_Task directions_:
Write out the records beneath this line exactly as they appear, minus any images.

--- Start ---

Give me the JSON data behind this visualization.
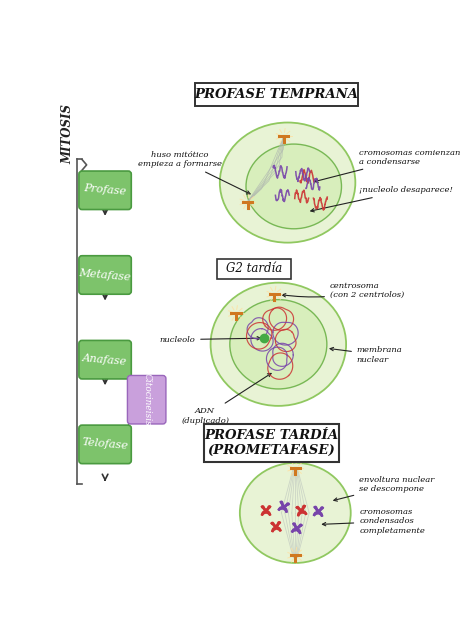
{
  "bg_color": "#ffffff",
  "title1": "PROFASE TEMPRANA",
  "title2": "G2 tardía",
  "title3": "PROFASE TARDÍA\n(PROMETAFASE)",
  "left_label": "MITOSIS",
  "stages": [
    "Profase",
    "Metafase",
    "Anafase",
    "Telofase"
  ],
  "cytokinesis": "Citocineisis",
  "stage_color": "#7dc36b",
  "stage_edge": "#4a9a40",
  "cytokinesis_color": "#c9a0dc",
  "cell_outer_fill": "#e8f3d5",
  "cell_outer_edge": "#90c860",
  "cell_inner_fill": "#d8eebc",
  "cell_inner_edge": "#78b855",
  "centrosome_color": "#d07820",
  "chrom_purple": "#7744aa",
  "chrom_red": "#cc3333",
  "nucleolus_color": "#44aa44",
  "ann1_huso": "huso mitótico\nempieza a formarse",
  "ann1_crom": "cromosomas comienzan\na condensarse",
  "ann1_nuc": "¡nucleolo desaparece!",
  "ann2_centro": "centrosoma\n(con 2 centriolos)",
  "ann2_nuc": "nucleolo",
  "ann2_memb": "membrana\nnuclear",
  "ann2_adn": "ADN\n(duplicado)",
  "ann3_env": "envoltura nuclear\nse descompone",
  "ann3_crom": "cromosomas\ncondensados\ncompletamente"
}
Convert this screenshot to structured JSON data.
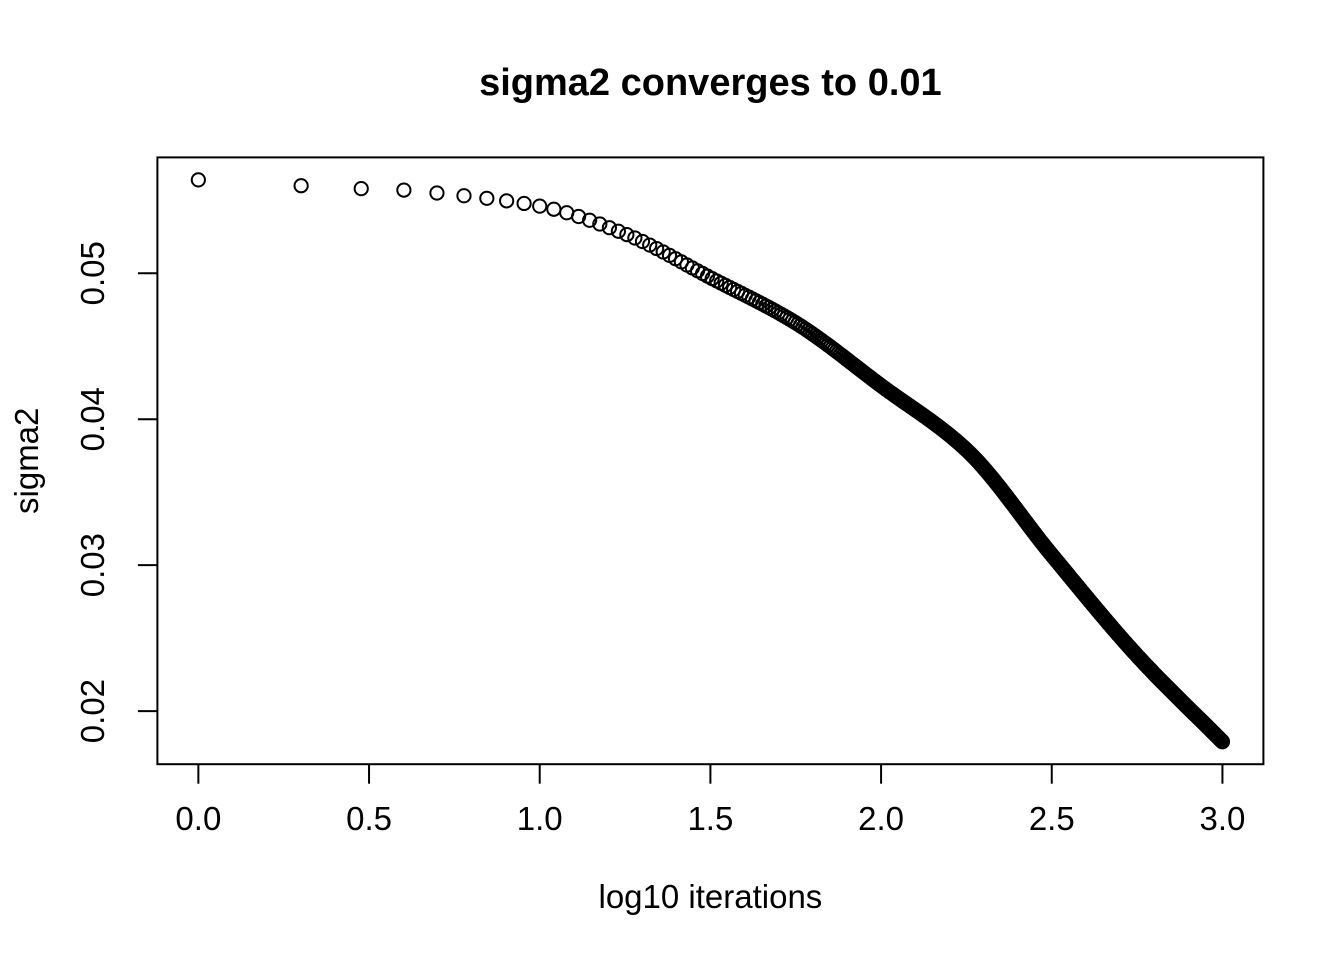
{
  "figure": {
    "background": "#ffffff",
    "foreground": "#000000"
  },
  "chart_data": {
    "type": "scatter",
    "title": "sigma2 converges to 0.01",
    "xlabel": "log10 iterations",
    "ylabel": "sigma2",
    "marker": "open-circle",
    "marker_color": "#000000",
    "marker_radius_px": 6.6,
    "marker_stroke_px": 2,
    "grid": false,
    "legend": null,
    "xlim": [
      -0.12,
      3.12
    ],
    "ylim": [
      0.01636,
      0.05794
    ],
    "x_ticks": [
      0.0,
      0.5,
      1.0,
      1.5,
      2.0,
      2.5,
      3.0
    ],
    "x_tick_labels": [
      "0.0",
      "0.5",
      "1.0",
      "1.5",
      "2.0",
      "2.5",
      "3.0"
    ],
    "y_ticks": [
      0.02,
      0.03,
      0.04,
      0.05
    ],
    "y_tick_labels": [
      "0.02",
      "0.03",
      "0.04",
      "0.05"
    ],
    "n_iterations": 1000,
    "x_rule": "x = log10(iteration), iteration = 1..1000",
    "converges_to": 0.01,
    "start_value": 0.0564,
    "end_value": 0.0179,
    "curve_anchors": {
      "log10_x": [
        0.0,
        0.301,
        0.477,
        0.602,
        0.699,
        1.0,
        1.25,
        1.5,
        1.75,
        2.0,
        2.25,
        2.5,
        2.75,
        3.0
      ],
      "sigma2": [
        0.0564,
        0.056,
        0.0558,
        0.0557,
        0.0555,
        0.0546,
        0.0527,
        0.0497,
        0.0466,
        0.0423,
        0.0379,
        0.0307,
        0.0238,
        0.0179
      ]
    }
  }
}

--- End ---

_Output below_:
Give me the JSON data behind this visualization.
{
  "bg_color": "#ffffff",
  "title1": "PROFASE TEMPRANA",
  "title2": "G2 tardía",
  "title3": "PROFASE TARDÍA\n(PROMETAFASE)",
  "left_label": "MITOSIS",
  "stages": [
    "Profase",
    "Metafase",
    "Anafase",
    "Telofase"
  ],
  "cytokinesis": "Citocineisis",
  "stage_color": "#7dc36b",
  "stage_edge": "#4a9a40",
  "cytokinesis_color": "#c9a0dc",
  "cell_outer_fill": "#e8f3d5",
  "cell_outer_edge": "#90c860",
  "cell_inner_fill": "#d8eebc",
  "cell_inner_edge": "#78b855",
  "centrosome_color": "#d07820",
  "chrom_purple": "#7744aa",
  "chrom_red": "#cc3333",
  "nucleolus_color": "#44aa44",
  "ann1_huso": "huso mitótico\nempieza a formarse",
  "ann1_crom": "cromosomas comienzan\na condensarse",
  "ann1_nuc": "¡nucleolo desaparece!",
  "ann2_centro": "centrosoma\n(con 2 centriolos)",
  "ann2_nuc": "nucleolo",
  "ann2_memb": "membrana\nnuclear",
  "ann2_adn": "ADN\n(duplicado)",
  "ann3_env": "envoltura nuclear\nse descompone",
  "ann3_crom": "cromosomas\ncondensados\ncompletamente"
}
Convert this screenshot to structured JSON data.
{
  "figure": {
    "background": "#ffffff",
    "foreground": "#000000"
  },
  "chart_data": {
    "type": "scatter",
    "title": "sigma2 converges to 0.01",
    "xlabel": "log10 iterations",
    "ylabel": "sigma2",
    "marker": "open-circle",
    "marker_color": "#000000",
    "marker_radius_px": 6.6,
    "marker_stroke_px": 2,
    "grid": false,
    "legend": null,
    "xlim": [
      -0.12,
      3.12
    ],
    "ylim": [
      0.01636,
      0.05794
    ],
    "x_ticks": [
      0.0,
      0.5,
      1.0,
      1.5,
      2.0,
      2.5,
      3.0
    ],
    "x_tick_labels": [
      "0.0",
      "0.5",
      "1.0",
      "1.5",
      "2.0",
      "2.5",
      "3.0"
    ],
    "y_ticks": [
      0.02,
      0.03,
      0.04,
      0.05
    ],
    "y_tick_labels": [
      "0.02",
      "0.03",
      "0.04",
      "0.05"
    ],
    "n_iterations": 1000,
    "x_rule": "x = log10(iteration), iteration = 1..1000",
    "converges_to": 0.01,
    "start_value": 0.0564,
    "end_value": 0.0179,
    "curve_anchors": {
      "log10_x": [
        0.0,
        0.301,
        0.477,
        0.602,
        0.699,
        1.0,
        1.25,
        1.5,
        1.75,
        2.0,
        2.25,
        2.5,
        2.75,
        3.0
      ],
      "sigma2": [
        0.0564,
        0.056,
        0.0558,
        0.0557,
        0.0555,
        0.0546,
        0.0527,
        0.0497,
        0.0466,
        0.0423,
        0.0379,
        0.0307,
        0.0238,
        0.0179
      ]
    }
  }
}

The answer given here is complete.